● SET PROBLEM
Return a copy of every line in the records that includes the word "Австрия".

Stored data:
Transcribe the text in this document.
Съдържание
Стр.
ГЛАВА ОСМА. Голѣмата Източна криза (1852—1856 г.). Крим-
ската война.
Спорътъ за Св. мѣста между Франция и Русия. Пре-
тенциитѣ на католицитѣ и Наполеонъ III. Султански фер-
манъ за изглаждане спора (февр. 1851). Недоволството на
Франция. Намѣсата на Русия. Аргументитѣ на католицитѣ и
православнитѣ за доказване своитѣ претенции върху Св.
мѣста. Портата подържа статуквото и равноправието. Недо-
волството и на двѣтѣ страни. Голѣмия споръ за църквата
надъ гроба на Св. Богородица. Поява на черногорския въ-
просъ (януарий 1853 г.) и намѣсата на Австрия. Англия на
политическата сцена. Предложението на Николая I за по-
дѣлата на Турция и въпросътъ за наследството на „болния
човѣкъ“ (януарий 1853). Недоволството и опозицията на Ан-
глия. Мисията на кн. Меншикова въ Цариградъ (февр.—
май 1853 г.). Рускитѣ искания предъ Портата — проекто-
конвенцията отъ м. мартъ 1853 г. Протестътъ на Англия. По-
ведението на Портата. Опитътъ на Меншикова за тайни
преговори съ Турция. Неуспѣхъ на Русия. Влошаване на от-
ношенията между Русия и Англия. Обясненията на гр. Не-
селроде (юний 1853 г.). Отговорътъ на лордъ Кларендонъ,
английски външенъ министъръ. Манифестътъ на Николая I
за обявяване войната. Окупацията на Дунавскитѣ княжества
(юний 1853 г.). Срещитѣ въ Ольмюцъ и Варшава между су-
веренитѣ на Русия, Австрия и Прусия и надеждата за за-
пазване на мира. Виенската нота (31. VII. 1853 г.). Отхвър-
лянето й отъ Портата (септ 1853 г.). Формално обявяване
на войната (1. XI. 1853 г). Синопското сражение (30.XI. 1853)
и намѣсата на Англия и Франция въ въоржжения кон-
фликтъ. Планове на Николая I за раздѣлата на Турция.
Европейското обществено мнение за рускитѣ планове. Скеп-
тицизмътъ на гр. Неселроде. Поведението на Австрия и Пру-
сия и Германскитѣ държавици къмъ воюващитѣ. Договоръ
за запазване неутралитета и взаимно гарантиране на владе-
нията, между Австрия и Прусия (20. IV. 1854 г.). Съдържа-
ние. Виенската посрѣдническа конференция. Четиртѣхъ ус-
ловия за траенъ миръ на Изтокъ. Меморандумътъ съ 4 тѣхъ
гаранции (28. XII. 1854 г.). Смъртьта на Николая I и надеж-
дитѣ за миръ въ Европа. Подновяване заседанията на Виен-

● WRITTEN ANSWER
просъ (януарий 1853 г.) и намѣсата на Австрия. Англия на
веренитѣ на Русия, Австрия и Прусия и надеждата за за-
тицизмътъ на гр. Неселроде. Поведението на Австрия и Пру-
нията, между Австрия и Прусия (20. IV. 1854 г.). Съдържа-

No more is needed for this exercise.